__Task requirements__.
[1] From the piece on Option ARMs, write out the passage from "His office has" up to and including "the past year.".
[2] In the piece on Option ARMs, what office does John C. Dugan head?

-- Begin Excerpt provided --

| End
of Option ARMs?
Last
week I found an ally. John C. Dugan is head of the
Office of the Comptroller of the Currency, a government
body that regulates much of the banking industry.
His office has the ability to make a rule and make
it stick. Hooray!
In
a speech to the Consumer Federation of America,
he said that the Option ARMs, those with the potential
for negative amortization, raised issue both about
protection of consumer who borrowed under these
terms and the soundness of the lenders who made
the loans. I think he is correct, as you have also
heard from me during the past year.
One
problem the housing and finance industry faces is
that we are running out of customers. In the past
few years, my industry has refinanced almost every
credit-worthy borrower in the country. As the pool
of available borrowers diminished, our industry
came up with new ways to attract more people. The
first move was to loosen the underwriting criteria.
That made it possible to approve loans for borrowers
who would have been denied in previous years.
The
other move was to re-market the old negative amortization
ARM that had been around since the late 1970s. It
was given a new name, the Option ARM. With this
loan the borrower is obligated to make a minimum
payment at an artificially low teaser rate. Many
of these loans start out at a payment rate of only
1 percent, not enough to even pay the interest that
accrued during the month!
The
borrower also has the "option" of making
a larger payment, the full interest that is due,
or an amount that would amortize the loan over 30
years or even 15 years. That's how it gets this
name.
Now,
you could ask, "If this loan has been around
for so long, why is it so dangerous now?" The
answer is that in the old days, lenders would not
do these loans unless the borrowers were making
a large down payment, 20 percent, or, in later years,
10 percent. Today lenders are routinely offering
100 percent financing using these loans alone or
in conjunction with a piggyback second loan.
In
the old days, borrowers had a cushion of equity
that they had created with their down payment, and
lenders felt secure because the equity in the property
protected them in the event of foreclosure. Today,
such protections rely solely on whatever increase
in value results from improvement in market value.
That has been good for the last few years, but we
can't count on this happening every year.

-- End Excerpt provided --
-- Begin Source material --

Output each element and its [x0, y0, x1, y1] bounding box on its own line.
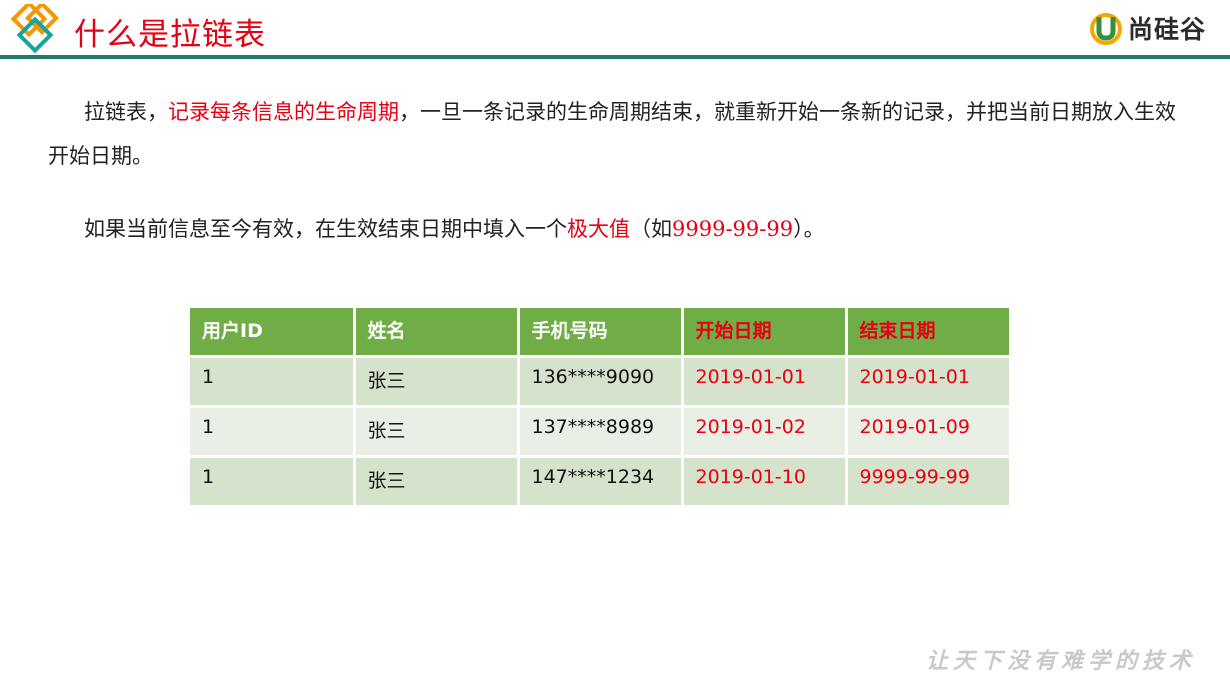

-- End Source material --

__The responses__.
[1]
His office has the ability to make a rule and make
it stick. Hooray!
In
a speech to the Consumer Federation of America,
he said that the Option ARMs, those with the potential
for negative amortization, raised issue both about
protection of consumer who borrowed under these
terms and the soundness of the lenders who made
the loans. I think he is correct, as you have also
heard from me during the past year.

[2] The Office of the Comptroller of the Currency.